▶ STATED TASK
Return all the data, word for word.

Collected data:
┄┄┄┄┄┄
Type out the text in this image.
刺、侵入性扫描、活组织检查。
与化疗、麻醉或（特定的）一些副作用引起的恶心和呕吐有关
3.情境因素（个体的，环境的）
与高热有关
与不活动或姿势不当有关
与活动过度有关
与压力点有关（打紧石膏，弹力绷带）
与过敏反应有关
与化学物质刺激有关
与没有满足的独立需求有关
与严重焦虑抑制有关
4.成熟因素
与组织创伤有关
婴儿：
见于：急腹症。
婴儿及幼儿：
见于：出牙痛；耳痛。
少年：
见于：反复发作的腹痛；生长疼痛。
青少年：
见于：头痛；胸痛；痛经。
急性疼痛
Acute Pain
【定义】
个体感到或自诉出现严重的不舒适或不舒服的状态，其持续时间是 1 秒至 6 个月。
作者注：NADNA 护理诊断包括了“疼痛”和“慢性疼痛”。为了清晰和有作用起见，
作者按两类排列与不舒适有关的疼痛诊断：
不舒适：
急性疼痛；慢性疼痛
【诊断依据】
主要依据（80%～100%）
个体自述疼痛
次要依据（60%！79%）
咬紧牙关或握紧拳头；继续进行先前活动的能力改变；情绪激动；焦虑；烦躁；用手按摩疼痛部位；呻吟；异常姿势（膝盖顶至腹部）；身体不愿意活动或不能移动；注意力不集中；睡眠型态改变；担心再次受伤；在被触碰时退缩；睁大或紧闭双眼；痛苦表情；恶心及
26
┄┄┄┄┄┄
▶ FINAL RESULT
Type out the text in this image.
刺、侵入性扫描、活组织检查。
与化疗、麻醉或（特定的）一些副作用引起的恶心和呕吐有关
3.情境因素（个体的，环境的）
与高热有关
与不活动或姿势不当有关
与活动过度有关
与压力点有关（打紧石膏，弹力绷带）
与过敏反应有关
与化学物质刺激有关
与没有满足的独立需求有关
与严重焦虑抑制有关
4.成熟因素
与组织创伤有关
婴儿：
见于：急腹症。
婴儿及幼儿：
见于：出牙痛；耳痛。
少年：
见于：反复发作的腹痛；生长疼痛。
青少年：
见于：头痛；胸痛；痛经。
急性疼痛
Acute Pain
【定义】
个体感到或自诉出现严重的不舒适或不舒服的状态，其持续时间是 1 秒至 6 个月。
作者注：NADNA 护理诊断包括了“疼痛”和“慢性疼痛”。为了清晰和有作用起见，
作者按两类排列与不舒适有关的疼痛诊断：
不舒适：
急性疼痛；慢性疼痛
【诊断依据】
主要依据（80%～100%）
个体自述疼痛
次要依据（60%！79%）
咬紧牙关或握紧拳头；继续进行先前活动的能力改变；情绪激动；焦虑；烦躁；用手按摩疼痛部位；呻吟；异常姿势（膝盖顶至腹部）；身体不愿意活动或不能移动；注意力不集中；睡眠型态改变；担心再次受伤；在被触碰时退缩；睁大或紧闭双眼；痛苦表情；恶心及
26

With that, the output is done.